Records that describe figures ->
## start

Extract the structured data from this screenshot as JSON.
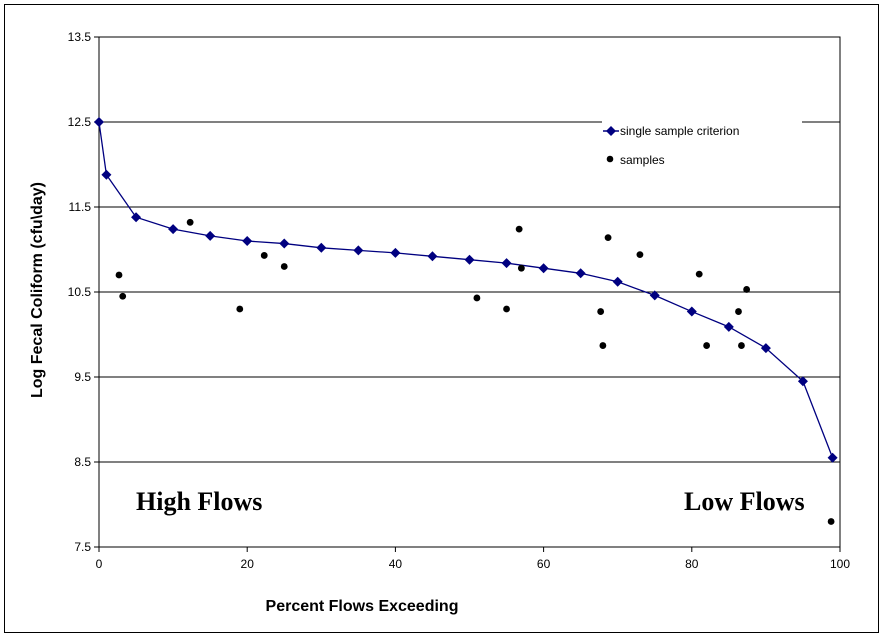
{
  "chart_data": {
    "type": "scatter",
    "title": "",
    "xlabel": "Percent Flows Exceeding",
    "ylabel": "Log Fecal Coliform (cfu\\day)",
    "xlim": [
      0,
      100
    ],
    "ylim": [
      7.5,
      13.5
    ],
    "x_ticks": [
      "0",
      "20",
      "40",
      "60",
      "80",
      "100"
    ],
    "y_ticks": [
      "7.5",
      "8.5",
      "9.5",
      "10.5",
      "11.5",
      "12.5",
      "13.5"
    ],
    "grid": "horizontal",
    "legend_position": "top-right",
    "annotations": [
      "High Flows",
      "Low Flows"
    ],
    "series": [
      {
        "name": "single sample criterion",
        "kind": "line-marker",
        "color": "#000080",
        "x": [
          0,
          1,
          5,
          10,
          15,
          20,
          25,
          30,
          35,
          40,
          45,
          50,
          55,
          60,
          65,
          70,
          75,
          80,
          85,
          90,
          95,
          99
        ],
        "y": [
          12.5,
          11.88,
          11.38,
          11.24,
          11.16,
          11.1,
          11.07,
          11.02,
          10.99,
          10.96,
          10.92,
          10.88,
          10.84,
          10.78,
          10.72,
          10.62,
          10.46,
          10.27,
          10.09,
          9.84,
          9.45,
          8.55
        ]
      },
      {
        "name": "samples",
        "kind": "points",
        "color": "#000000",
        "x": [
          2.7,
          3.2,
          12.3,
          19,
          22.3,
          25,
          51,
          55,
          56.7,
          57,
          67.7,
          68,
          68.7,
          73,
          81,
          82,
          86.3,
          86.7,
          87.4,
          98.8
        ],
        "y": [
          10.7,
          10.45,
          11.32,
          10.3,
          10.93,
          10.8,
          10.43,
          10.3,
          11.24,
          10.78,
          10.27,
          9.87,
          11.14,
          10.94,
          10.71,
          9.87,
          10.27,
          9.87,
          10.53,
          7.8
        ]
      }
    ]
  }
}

## end

GOAL -> Pictures stay out; reproduce every line of the records exactly.

SOLUTION FOR THIS EXERCISE ->
Extract the structured data from this screenshot as JSON.
{
  "chart_data": {
    "type": "scatter",
    "title": "",
    "xlabel": "Percent Flows Exceeding",
    "ylabel": "Log Fecal Coliform (cfu\\day)",
    "xlim": [
      0,
      100
    ],
    "ylim": [
      7.5,
      13.5
    ],
    "x_ticks": [
      "0",
      "20",
      "40",
      "60",
      "80",
      "100"
    ],
    "y_ticks": [
      "7.5",
      "8.5",
      "9.5",
      "10.5",
      "11.5",
      "12.5",
      "13.5"
    ],
    "grid": "horizontal",
    "legend_position": "top-right",
    "annotations": [
      "High Flows",
      "Low Flows"
    ],
    "series": [
      {
        "name": "single sample criterion",
        "kind": "line-marker",
        "color": "#000080",
        "x": [
          0,
          1,
          5,
          10,
          15,
          20,
          25,
          30,
          35,
          40,
          45,
          50,
          55,
          60,
          65,
          70,
          75,
          80,
          85,
          90,
          95,
          99
        ],
        "y": [
          12.5,
          11.88,
          11.38,
          11.24,
          11.16,
          11.1,
          11.07,
          11.02,
          10.99,
          10.96,
          10.92,
          10.88,
          10.84,
          10.78,
          10.72,
          10.62,
          10.46,
          10.27,
          10.09,
          9.84,
          9.45,
          8.55
        ]
      },
      {
        "name": "samples",
        "kind": "points",
        "color": "#000000",
        "x": [
          2.7,
          3.2,
          12.3,
          19,
          22.3,
          25,
          51,
          55,
          56.7,
          57,
          67.7,
          68,
          68.7,
          73,
          81,
          82,
          86.3,
          86.7,
          87.4,
          98.8
        ],
        "y": [
          10.7,
          10.45,
          11.32,
          10.3,
          10.93,
          10.8,
          10.43,
          10.3,
          11.24,
          10.78,
          10.27,
          9.87,
          11.14,
          10.94,
          10.71,
          9.87,
          10.27,
          9.87,
          10.53,
          7.8
        ]
      }
    ]
  }
}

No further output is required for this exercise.